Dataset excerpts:
------------------------------------------------

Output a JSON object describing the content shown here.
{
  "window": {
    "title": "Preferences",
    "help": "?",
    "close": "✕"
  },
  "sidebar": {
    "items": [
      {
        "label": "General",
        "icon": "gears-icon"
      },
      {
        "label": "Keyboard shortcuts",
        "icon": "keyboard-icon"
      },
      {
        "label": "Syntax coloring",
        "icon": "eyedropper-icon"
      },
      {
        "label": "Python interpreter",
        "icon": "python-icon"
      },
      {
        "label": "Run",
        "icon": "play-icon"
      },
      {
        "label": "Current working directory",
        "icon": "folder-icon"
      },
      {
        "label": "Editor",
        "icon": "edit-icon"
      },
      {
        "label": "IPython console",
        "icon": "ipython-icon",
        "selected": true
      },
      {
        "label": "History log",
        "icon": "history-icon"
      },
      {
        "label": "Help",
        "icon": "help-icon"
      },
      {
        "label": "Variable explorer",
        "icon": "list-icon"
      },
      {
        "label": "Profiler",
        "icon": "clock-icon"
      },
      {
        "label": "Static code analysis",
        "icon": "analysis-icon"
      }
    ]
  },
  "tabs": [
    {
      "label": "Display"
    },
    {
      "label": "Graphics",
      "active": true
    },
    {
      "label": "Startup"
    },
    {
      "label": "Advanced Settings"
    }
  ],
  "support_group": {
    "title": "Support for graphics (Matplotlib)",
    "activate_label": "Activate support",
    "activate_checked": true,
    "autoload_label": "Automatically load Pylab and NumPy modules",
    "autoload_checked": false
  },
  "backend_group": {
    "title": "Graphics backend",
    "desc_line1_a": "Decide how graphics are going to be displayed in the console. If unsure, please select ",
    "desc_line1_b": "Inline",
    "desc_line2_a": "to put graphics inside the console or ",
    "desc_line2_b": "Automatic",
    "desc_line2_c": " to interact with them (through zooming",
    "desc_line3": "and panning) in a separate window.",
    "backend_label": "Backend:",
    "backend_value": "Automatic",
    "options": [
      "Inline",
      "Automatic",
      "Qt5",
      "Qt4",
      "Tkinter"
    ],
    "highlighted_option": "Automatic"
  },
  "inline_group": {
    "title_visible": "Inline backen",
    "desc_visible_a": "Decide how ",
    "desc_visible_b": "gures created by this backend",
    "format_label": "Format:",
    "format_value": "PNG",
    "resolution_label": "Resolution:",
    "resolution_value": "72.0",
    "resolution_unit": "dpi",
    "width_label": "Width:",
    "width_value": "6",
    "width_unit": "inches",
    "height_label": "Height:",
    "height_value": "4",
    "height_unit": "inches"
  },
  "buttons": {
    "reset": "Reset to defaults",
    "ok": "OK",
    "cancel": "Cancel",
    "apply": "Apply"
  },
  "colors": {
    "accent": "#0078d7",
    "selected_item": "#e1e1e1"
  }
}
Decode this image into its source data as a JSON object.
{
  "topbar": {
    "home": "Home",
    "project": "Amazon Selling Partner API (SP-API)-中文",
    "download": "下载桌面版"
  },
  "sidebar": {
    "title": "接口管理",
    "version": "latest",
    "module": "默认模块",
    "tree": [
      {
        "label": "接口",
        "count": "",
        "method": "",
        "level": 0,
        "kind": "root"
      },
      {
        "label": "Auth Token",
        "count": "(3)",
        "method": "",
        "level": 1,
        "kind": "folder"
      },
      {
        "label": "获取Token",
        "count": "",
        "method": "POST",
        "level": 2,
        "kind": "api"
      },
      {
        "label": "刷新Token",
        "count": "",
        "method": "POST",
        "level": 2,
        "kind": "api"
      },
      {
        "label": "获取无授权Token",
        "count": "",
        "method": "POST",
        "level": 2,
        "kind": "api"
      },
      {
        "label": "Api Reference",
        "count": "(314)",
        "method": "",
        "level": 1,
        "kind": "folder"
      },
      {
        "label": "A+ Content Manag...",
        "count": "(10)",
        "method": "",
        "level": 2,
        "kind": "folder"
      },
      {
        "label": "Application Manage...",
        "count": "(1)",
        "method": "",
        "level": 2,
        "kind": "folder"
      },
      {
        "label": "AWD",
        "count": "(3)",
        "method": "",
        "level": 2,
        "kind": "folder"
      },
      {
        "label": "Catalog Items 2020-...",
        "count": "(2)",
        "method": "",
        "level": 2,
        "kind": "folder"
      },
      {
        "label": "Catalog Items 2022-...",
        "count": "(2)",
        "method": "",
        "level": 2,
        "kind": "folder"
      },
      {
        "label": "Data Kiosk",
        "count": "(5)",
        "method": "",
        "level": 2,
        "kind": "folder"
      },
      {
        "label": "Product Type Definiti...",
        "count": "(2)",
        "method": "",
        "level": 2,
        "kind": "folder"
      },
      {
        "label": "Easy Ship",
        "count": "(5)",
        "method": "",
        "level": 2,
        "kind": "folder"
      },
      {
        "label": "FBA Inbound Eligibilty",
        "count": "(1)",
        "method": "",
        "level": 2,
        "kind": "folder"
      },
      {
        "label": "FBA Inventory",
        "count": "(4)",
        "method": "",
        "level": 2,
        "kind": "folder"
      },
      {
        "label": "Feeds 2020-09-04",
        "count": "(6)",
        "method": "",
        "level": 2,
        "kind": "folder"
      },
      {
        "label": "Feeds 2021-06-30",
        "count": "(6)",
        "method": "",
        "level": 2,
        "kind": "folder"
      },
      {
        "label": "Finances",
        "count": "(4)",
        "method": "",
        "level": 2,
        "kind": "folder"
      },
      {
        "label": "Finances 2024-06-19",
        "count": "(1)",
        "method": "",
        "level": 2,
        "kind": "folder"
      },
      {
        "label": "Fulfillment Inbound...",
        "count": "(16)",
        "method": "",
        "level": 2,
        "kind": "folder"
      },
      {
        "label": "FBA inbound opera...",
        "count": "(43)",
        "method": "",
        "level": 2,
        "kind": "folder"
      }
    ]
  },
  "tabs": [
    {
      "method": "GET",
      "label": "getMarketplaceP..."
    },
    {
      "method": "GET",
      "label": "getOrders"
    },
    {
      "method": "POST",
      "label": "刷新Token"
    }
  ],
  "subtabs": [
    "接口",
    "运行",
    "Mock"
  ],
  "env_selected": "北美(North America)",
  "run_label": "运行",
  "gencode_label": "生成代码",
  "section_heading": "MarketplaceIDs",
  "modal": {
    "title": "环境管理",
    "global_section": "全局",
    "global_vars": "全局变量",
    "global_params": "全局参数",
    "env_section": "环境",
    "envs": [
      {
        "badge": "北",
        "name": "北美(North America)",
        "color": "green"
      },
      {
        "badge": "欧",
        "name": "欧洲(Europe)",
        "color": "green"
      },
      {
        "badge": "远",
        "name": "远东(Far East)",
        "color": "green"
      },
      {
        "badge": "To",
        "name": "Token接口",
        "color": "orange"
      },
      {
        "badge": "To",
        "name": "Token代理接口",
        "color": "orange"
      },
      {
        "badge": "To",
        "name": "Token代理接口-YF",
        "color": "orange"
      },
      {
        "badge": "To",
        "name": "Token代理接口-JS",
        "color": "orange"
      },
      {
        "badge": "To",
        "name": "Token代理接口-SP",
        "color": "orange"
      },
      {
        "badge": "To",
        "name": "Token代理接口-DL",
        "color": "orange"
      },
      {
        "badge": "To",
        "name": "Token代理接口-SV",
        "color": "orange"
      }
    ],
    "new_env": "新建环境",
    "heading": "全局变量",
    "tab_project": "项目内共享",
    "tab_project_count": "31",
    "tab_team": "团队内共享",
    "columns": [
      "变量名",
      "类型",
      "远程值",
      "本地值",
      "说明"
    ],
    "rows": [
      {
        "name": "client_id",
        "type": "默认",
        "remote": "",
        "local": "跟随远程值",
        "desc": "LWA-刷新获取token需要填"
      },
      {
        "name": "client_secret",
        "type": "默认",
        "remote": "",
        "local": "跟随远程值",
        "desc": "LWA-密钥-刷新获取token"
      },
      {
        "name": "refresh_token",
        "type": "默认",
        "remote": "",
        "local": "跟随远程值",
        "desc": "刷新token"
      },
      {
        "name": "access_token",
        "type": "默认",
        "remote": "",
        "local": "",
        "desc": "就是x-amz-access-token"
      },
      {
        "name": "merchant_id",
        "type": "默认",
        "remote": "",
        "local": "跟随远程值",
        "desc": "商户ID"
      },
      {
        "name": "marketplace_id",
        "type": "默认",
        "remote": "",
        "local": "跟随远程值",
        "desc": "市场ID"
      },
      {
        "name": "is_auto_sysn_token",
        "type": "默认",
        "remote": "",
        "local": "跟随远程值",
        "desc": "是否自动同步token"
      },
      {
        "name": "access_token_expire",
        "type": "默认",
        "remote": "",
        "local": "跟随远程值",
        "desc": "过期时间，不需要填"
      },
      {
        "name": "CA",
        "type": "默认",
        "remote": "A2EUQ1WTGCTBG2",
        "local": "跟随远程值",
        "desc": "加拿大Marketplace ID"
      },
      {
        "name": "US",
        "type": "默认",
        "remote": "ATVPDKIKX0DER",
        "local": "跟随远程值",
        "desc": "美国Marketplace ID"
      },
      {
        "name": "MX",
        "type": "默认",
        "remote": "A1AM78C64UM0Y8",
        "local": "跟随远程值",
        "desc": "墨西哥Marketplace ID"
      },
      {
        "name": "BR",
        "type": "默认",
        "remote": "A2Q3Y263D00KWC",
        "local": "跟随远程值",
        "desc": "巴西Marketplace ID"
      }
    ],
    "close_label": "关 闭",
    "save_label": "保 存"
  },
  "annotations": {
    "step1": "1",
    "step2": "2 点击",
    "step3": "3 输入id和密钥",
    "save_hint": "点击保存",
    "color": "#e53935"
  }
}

------------------------------------------------

▶ **What you will do**
Copy out each line that contains the word "Token代理接口".

▶ **Full response**
        "name": "Token代理接口",
        "name": "Token代理接口-YF",
        "name": "Token代理接口-JS",
        "name": "Token代理接口-SP",
        "name": "Token代理接口-DL",
        "name": "Token代理接口-SV",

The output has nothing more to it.